→ **Consegne**
**1)** Riporta parola per parola, dal testo fornito, tutto ciò che va da "Nell’anno accademico 2018/19, base" giù fino a "con oltre 10mila.".
**2)** Elenca tutti gli atenei del Piemonte che il testo fornito nomina.

→ **Testo fornito**
Nell’anno accademico 2018/19, base del nuovo Rapporto Ires, il numero degli studenti universitari negli atenei del Piemonte è ulteriormente aumentato, arrivando a toccare i 122mila iscritti, un dato decisamente superiore a quello che caratterizzava la regione dieci anni fa.
In particolare, l’Università di Torino ha contato oltre 76mila iscritti (79.000 quest’anno), il Politecnico oltre 32mila, (35.700 nel 2020), l’Università del Piemonte Orientale (Upo) poco meno di 14mila, mentre sono risultati 431 gli iscritti all’Università di Scienze Gastronomiche di Pollenzo. Il gruppo disciplinare con il maggior numero di studenti nel 2018/19 è quello di Ingegneria, con quasi 27mila iscritti (il 22% del totale). Seguono il gruppo economico-statistico, con quasi 15mila iscritti (il 12%), il gruppo politico-sociale con quasi 13mila e quello medico con oltre 10mila.

 

Su 100 iscritti all’università in Piemonte, le studentesse sono 53 (il dato è lievemente inferiore a quello medio nazionale, a causa della consistente presenza di iscritti nei corsi di ingegneria, gruppo disciplinare a tradizionale prevalenza maschile). Gli studenti con cittadinanza straniera iscritti agli atenei del Piemonte sono risultati oltre 10mila: a Scienze Gastronomiche sono il 29% del totale, al Politecnico il 16%, all’Upo il 7% e all’Università di Torino il 6%. Rumeni, cinesi e albanesi sono i più numerosi.

 

Nel 2018/19 gli studenti iscritti ai corsi Afam (Alta formazione artistica, musicale e coreutica) di tipo accademico in Piemonte sono poco meno di 5.600, di cui 2.650 circa nelle tre accademie di belle arti, oltre 1.300 nei quattro conservatori musicali e 1.600 nei due istituti torinesi focalizzati sul design. Sono oltre 1.200 gli iscritti agli ITS, in continuo aumento.

 

Nel Rapporto Ires si legge che i laureati rappresentano il 30% della popolazione piemontese della classe di 30-34 anni. Nonostante il dato sia ancora lontano dall’obiettivo europeo del 40%, l’Ires evidenzia i grandi progressi compiuti, ricordando che ancora nel 2004 il dato era del 15% e che il ritardo regionale, come quello italiano, si spiega con la presenza decisamente contenuta di popolazione in possesso di titoli di terzo livello, ovvero dei corsi brevi post diploma (1-2 anni).

(Dati di analisi dell'impaginazione)

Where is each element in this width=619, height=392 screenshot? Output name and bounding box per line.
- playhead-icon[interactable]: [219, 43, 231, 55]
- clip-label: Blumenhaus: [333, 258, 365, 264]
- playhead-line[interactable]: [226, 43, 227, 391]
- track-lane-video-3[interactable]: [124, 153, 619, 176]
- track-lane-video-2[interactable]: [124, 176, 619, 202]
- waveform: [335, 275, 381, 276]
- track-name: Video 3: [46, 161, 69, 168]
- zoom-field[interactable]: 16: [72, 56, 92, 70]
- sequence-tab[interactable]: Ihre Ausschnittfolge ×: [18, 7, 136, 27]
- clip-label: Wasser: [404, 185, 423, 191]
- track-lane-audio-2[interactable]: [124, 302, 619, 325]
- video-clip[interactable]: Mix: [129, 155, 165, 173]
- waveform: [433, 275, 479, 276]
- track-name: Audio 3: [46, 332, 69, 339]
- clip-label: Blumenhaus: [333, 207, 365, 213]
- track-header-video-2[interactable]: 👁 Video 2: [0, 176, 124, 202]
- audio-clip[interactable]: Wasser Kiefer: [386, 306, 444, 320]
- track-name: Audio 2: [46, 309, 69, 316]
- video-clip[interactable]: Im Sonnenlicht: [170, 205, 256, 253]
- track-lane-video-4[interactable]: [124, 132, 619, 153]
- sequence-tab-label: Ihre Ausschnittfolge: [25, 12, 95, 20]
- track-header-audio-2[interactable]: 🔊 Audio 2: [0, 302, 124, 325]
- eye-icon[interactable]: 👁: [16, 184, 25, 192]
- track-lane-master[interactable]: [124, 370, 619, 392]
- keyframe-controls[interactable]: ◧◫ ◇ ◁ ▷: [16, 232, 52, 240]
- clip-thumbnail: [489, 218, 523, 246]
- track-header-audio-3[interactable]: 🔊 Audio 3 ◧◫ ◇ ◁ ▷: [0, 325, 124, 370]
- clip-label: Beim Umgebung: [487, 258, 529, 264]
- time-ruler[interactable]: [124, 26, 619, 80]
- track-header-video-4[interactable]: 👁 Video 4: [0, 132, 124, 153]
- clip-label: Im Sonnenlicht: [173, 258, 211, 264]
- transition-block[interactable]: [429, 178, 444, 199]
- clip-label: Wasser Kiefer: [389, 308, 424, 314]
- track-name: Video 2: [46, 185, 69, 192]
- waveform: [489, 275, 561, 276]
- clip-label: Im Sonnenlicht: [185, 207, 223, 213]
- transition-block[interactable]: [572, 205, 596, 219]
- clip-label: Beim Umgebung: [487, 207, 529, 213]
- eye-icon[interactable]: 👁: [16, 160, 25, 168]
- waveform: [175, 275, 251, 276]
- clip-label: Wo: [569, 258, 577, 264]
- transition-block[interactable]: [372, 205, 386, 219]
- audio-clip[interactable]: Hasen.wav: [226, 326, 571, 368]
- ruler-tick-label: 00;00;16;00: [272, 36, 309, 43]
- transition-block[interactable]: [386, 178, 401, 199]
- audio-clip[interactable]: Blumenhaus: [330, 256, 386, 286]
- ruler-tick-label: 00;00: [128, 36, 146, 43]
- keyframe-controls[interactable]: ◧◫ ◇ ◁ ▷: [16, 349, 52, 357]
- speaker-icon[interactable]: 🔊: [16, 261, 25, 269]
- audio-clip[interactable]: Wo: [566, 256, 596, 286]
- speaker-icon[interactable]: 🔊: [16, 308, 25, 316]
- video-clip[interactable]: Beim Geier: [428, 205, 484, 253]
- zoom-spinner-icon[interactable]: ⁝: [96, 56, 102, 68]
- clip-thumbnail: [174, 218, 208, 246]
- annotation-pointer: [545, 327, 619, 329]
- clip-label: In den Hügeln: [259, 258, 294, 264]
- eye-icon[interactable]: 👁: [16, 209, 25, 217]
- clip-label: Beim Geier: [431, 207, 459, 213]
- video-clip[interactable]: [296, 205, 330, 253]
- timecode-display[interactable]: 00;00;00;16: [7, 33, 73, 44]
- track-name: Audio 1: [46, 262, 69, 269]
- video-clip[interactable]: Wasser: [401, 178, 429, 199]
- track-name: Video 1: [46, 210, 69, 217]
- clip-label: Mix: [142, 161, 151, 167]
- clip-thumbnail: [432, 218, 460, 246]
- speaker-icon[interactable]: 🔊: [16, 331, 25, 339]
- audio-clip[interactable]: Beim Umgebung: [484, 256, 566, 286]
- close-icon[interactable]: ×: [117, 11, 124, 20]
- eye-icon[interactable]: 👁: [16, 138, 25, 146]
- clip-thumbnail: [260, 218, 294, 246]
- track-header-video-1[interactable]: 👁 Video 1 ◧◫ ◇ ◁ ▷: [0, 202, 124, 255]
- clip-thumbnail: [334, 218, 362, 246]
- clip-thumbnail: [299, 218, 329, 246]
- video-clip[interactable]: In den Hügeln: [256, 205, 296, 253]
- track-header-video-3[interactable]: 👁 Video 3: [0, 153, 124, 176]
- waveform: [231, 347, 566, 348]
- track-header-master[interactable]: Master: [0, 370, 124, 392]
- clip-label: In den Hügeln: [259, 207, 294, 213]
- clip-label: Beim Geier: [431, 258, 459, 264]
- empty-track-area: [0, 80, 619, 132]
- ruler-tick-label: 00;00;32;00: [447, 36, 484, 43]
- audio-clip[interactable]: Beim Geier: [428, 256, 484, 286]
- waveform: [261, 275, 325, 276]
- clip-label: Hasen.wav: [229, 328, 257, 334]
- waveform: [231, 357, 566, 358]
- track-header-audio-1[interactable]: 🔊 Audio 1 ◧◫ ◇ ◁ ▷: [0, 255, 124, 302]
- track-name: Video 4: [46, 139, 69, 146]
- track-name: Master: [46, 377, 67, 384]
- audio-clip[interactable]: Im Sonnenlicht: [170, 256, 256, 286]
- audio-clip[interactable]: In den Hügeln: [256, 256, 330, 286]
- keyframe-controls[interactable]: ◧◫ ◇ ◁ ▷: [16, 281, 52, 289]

→ **Soluzioni**
**1)**
Nell’anno accademico 2018/19, base del nuovo Rapporto Ires, il numero degli studenti universitari negli atenei del Piemonte è ulteriormente aumentato, arrivando a toccare i 122mila iscritti, un dato decisamente superiore a quello che caratterizzava la regione dieci anni fa.
In particolare, l’Università di Torino ha contato oltre 76mila iscritti (79.000 quest’anno), il Politecnico oltre 32mila, (35.700 nel 2020), l’Università del Piemonte Orientale (Upo) poco meno di 14mila, mentre sono risultati 431 gli iscritti all’Università di Scienze Gastronomiche di Pollenzo. Il gruppo disciplinare con il maggior numero di studenti nel 2018/19 è quello di Ingegneria, con quasi 27mila iscritti (il 22% del totale). Seguono il gruppo economico-statistico, con quasi 15mila iscritti (il 12%), il gruppo politico-sociale con quasi 13mila e quello medico con oltre 10mila.

**2)**
- Università di Torino
- Politecnico
- Università del Piemonte Orientale (Upo)
- Università di Scienze Gastronomiche di Pollenzo